Directions for this task: Each entry must appear again exactly as it does in the source.

Extracted records:
---

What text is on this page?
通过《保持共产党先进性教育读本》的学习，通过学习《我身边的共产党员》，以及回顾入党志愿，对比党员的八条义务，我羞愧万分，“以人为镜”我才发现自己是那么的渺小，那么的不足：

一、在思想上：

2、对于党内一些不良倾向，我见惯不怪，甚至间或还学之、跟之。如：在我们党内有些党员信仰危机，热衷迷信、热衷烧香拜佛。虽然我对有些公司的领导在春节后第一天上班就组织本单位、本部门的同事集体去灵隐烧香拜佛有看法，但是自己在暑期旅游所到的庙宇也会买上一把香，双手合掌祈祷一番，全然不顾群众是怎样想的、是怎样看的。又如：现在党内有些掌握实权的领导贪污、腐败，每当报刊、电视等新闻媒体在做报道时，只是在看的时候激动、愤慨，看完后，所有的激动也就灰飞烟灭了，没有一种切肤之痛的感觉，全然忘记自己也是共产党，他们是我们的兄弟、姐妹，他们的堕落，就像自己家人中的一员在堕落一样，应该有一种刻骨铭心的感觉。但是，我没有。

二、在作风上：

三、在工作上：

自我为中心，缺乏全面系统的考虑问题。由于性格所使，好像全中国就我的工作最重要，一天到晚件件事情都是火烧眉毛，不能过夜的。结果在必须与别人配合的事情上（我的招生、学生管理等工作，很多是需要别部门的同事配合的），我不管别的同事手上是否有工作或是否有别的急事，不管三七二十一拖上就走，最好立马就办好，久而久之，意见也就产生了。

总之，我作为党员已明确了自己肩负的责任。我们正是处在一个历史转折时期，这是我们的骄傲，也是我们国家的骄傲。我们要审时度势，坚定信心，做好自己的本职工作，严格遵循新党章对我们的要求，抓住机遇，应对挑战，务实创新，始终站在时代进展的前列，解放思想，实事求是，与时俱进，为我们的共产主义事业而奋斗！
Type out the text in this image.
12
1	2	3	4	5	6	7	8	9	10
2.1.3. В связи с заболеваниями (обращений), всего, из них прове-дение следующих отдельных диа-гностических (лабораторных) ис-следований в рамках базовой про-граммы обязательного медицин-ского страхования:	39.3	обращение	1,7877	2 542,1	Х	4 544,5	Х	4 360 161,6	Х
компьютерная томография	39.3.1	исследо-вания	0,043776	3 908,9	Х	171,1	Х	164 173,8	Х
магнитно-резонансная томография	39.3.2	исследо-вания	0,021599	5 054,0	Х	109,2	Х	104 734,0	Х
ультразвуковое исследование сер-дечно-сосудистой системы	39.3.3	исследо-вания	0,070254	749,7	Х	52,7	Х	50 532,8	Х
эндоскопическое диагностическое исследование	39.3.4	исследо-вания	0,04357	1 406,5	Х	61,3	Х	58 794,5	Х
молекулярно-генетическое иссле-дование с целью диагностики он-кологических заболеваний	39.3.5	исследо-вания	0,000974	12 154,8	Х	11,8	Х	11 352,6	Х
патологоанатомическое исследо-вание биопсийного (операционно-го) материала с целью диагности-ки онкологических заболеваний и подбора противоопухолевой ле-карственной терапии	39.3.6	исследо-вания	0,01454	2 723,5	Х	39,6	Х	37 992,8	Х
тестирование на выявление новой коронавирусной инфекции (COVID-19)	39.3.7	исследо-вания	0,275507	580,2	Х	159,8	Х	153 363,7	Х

---

The completed task:
What text is on this page?
通过《保持共产党先进性教育读本》的学习，通过学习《我身边的共产党员》，以及回顾入党志愿，对比党员的八条义务，我羞愧万分，“以人为镜”我才发现自己是那么的渺小，那么的不足：

一、在思想上：

2、对于党内一些不良倾向，我见惯不怪，甚至间或还学之、跟之。如：在我们党内有些党员信仰危机，热衷迷信、热衷烧香拜佛。虽然我对有些公司的领导在春节后第一天上班就组织本单位、本部门的同事集体去灵隐烧香拜佛有看法，但是自己在暑期旅游所到的庙宇也会买上一把香，双手合掌祈祷一番，全然不顾群众是怎样想的、是怎样看的。又如：现在党内有些掌握实权的领导贪污、腐败，每当报刊、电视等新闻媒体在做报道时，只是在看的时候激动、愤慨，看完后，所有的激动也就灰飞烟灭了，没有一种切肤之痛的感觉，全然忘记自己也是共产党，他们是我们的兄弟、姐妹，他们的堕落，就像自己家人中的一员在堕落一样，应该有一种刻骨铭心的感觉。但是，我没有。

二、在作风上：

三、在工作上：

自我为中心，缺乏全面系统的考虑问题。由于性格所使，好像全中国就我的工作最重要，一天到晚件件事情都是火烧眉毛，不能过夜的。结果在必须与别人配合的事情上（我的招生、学生管理等工作，很多是需要别部门的同事配合的），我不管别的同事手上是否有工作或是否有别的急事，不管三七二十一拖上就走，最好立马就办好，久而久之，意见也就产生了。

总之，我作为党员已明确了自己肩负的责任。我们正是处在一个历史转折时期，这是我们的骄傲，也是我们国家的骄傲。我们要审时度势，坚定信心，做好自己的本职工作，严格遵循新党章对我们的要求，抓住机遇，应对挑战，务实创新，始终站在时代进展的前列，解放思想，实事求是，与时俱进，为我们的共产主义事业而奋斗！
Type out the text in this image.
12
1	2	3	4	5	6	7	8	9	10
2.1.3. В связи с заболеваниями (обращений), всего, из них прове-дение следующих отдельных диа-гностических (лабораторных) ис-следований в рамках базовой про-граммы обязательного медицин-ского страхования:	39.3	обращение	1,7877	2 542,1	Х	4 544,5	Х	4 360 161,6	Х
компьютерная томография	39.3.1	исследо-вания	0,043776	3 908,9	Х	171,1	Х	164 173,8	Х
магнитно-резонансная томография	39.3.2	исследо-вания	0,021599	5 054,0	Х	109,2	Х	104 734,0	Х
ультразвуковое исследование сер-дечно-сосудистой системы	39.3.3	исследо-вания	0,070254	749,7	Х	52,7	Х	50 532,8	Х
эндоскопическое диагностическое исследование	39.3.4	исследо-вания	0,04357	1 406,5	Х	61,3	Х	58 794,5	Х
молекулярно-генетическое иссле-дование с целью диагностики он-кологических заболеваний	39.3.5	исследо-вания	0,000974	12 154,8	Х	11,8	Х	11 352,6	Х
патологоанатомическое исследо-вание биопсийного (операционно-го) материала с целью диагности-ки онкологических заболеваний и подбора противоопухолевой ле-карственной терапии	39.3.6	исследо-вания	0,01454	2 723,5	Х	39,6	Х	37 992,8	Х
тестирование на выявление новой коронавирусной инфекции (COVID-19)	39.3.7	исследо-вания	0,275507	580,2	Х	159,8	Х	153 363,7	Х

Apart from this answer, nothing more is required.